Please give the listing again in its entirety, exactly as written.

<<<<

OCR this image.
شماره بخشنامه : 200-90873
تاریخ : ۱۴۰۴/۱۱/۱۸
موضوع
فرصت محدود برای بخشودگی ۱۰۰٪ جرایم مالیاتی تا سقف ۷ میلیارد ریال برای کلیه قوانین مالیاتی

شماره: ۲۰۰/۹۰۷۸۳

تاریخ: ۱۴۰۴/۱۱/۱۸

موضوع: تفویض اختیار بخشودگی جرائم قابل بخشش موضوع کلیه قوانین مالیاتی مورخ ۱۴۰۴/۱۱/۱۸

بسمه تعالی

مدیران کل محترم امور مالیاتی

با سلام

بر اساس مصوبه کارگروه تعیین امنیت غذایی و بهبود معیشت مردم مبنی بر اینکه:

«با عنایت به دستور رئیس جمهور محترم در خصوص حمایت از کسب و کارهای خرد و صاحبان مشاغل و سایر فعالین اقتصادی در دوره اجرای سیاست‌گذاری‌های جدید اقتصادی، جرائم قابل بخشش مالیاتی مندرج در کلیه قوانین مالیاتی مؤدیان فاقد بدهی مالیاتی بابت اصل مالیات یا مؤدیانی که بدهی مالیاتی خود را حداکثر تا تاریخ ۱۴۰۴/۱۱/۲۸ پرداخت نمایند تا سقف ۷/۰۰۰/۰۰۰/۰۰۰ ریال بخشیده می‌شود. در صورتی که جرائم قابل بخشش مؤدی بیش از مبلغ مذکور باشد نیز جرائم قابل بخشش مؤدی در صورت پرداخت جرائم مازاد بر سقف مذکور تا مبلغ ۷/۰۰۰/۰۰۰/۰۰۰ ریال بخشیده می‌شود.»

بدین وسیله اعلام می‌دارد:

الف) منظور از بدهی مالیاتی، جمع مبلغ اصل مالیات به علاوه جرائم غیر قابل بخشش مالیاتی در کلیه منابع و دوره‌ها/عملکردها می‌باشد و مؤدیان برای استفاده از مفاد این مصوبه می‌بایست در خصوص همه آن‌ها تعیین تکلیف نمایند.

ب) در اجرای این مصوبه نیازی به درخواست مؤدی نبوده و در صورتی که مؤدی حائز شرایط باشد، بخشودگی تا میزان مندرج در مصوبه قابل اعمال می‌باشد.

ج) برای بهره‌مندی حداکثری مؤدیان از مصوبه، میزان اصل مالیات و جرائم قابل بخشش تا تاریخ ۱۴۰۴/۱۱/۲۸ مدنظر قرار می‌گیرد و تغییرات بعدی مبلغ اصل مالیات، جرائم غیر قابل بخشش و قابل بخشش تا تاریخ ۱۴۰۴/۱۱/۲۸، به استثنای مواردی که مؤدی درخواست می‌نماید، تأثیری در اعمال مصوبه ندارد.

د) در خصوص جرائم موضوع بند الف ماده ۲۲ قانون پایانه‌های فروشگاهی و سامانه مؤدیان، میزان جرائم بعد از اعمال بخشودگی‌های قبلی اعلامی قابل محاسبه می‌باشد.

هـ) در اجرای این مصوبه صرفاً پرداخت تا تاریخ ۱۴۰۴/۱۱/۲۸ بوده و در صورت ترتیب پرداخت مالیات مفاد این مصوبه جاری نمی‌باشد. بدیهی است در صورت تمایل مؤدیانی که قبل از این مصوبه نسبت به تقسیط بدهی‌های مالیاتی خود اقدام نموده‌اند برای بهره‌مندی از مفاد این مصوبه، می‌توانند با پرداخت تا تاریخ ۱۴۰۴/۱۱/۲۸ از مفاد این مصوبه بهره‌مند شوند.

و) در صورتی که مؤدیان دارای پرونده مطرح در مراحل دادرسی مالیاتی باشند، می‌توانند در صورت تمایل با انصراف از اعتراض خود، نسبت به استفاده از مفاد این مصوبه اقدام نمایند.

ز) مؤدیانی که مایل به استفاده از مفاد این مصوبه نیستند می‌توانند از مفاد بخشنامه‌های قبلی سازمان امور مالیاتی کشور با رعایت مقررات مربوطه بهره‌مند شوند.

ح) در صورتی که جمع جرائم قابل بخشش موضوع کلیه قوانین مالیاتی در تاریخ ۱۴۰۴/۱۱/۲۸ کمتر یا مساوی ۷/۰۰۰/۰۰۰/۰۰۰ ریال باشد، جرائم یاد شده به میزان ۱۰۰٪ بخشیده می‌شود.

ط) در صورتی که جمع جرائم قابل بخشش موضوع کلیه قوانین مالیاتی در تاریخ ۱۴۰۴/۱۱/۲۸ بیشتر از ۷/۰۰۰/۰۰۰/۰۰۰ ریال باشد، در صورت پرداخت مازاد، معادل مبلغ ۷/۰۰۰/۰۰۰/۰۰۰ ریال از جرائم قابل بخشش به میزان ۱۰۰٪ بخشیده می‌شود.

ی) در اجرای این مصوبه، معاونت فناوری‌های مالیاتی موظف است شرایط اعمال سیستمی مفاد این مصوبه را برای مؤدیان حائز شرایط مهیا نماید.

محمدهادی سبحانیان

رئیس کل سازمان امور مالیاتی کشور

>>>>

(Answer in full):
OCR this image.
شماره بخشنامه : 200-90873
تاریخ : ۱۴۰۴/۱۱/۱۸
موضوع
فرصت محدود برای بخشودگی ۱۰۰٪ جرایم مالیاتی تا سقف ۷ میلیارد ریال برای کلیه قوانین مالیاتی

شماره: ۲۰۰/۹۰۷۸۳

تاریخ: ۱۴۰۴/۱۱/۱۸

موضوع: تفویض اختیار بخشودگی جرائم قابل بخشش موضوع کلیه قوانین مالیاتی مورخ ۱۴۰۴/۱۱/۱۸

بسمه تعالی

مدیران کل محترم امور مالیاتی

با سلام

بر اساس مصوبه کارگروه تعیین امنیت غذایی و بهبود معیشت مردم مبنی بر اینکه:

«با عنایت به دستور رئیس جمهور محترم در خصوص حمایت از کسب و کارهای خرد و صاحبان مشاغل و سایر فعالین اقتصادی در دوره اجرای سیاست‌گذاری‌های جدید اقتصادی، جرائم قابل بخشش مالیاتی مندرج در کلیه قوانین مالیاتی مؤدیان فاقد بدهی مالیاتی بابت اصل مالیات یا مؤدیانی که بدهی مالیاتی خود را حداکثر تا تاریخ ۱۴۰۴/۱۱/۲۸ پرداخت نمایند تا سقف ۷/۰۰۰/۰۰۰/۰۰۰ ریال بخشیده می‌شود. در صورتی که جرائم قابل بخشش مؤدی بیش از مبلغ مذکور باشد نیز جرائم قابل بخشش مؤدی در صورت پرداخت جرائم مازاد بر سقف مذکور تا مبلغ ۷/۰۰۰/۰۰۰/۰۰۰ ریال بخشیده می‌شود.»

بدین وسیله اعلام می‌دارد:

الف) منظور از بدهی مالیاتی، جمع مبلغ اصل مالیات به علاوه جرائم غیر قابل بخشش مالیاتی در کلیه منابع و دوره‌ها/عملکردها می‌باشد و مؤدیان برای استفاده از مفاد این مصوبه می‌بایست در خصوص همه آن‌ها تعیین تکلیف نمایند.

ب) در اجرای این مصوبه نیازی به درخواست مؤدی نبوده و در صورتی که مؤدی حائز شرایط باشد، بخشودگی تا میزان مندرج در مصوبه قابل اعمال می‌باشد.

ج) برای بهره‌مندی حداکثری مؤدیان از مصوبه، میزان اصل مالیات و جرائم قابل بخشش تا تاریخ ۱۴۰۴/۱۱/۲۸ مدنظر قرار می‌گیرد و تغییرات بعدی مبلغ اصل مالیات، جرائم غیر قابل بخشش و قابل بخشش تا تاریخ ۱۴۰۴/۱۱/۲۸، به استثنای مواردی که مؤدی درخواست می‌نماید، تأثیری در اعمال مصوبه ندارد.

د) در خصوص جرائم موضوع بند الف ماده ۲۲ قانون پایانه‌های فروشگاهی و سامانه مؤدیان، میزان جرائم بعد از اعمال بخشودگی‌های قبلی اعلامی قابل محاسبه می‌باشد.

هـ) در اجرای این مصوبه صرفاً پرداخت تا تاریخ ۱۴۰۴/۱۱/۲۸ بوده و در صورت ترتیب پرداخت مالیات مفاد این مصوبه جاری نمی‌باشد. بدیهی است در صورت تمایل مؤدیانی که قبل از این مصوبه نسبت به تقسیط بدهی‌های مالیاتی خود اقدام نموده‌اند برای بهره‌مندی از مفاد این مصوبه، می‌توانند با پرداخت تا تاریخ ۱۴۰۴/۱۱/۲۸ از مفاد این مصوبه بهره‌مند شوند.

و) در صورتی که مؤدیان دارای پرونده مطرح در مراحل دادرسی مالیاتی باشند، می‌توانند در صورت تمایل با انصراف از اعتراض خود، نسبت به استفاده از مفاد این مصوبه اقدام نمایند.

ز) مؤدیانی که مایل به استفاده از مفاد این مصوبه نیستند می‌توانند از مفاد بخشنامه‌های قبلی سازمان امور مالیاتی کشور با رعایت مقررات مربوطه بهره‌مند شوند.

ح) در صورتی که جمع جرائم قابل بخشش موضوع کلیه قوانین مالیاتی در تاریخ ۱۴۰۴/۱۱/۲۸ کمتر یا مساوی ۷/۰۰۰/۰۰۰/۰۰۰ ریال باشد، جرائم یاد شده به میزان ۱۰۰٪ بخشیده می‌شود.

ط) در صورتی که جمع جرائم قابل بخشش موضوع کلیه قوانین مالیاتی در تاریخ ۱۴۰۴/۱۱/۲۸ بیشتر از ۷/۰۰۰/۰۰۰/۰۰۰ ریال باشد، در صورت پرداخت مازاد، معادل مبلغ ۷/۰۰۰/۰۰۰/۰۰۰ ریال از جرائم قابل بخشش به میزان ۱۰۰٪ بخشیده می‌شود.

ی) در اجرای این مصوبه، معاونت فناوری‌های مالیاتی موظف است شرایط اعمال سیستمی مفاد این مصوبه را برای مؤدیان حائز شرایط مهیا نماید.

محمدهادی سبحانیان

رئیس کل سازمان امور مالیاتی کشور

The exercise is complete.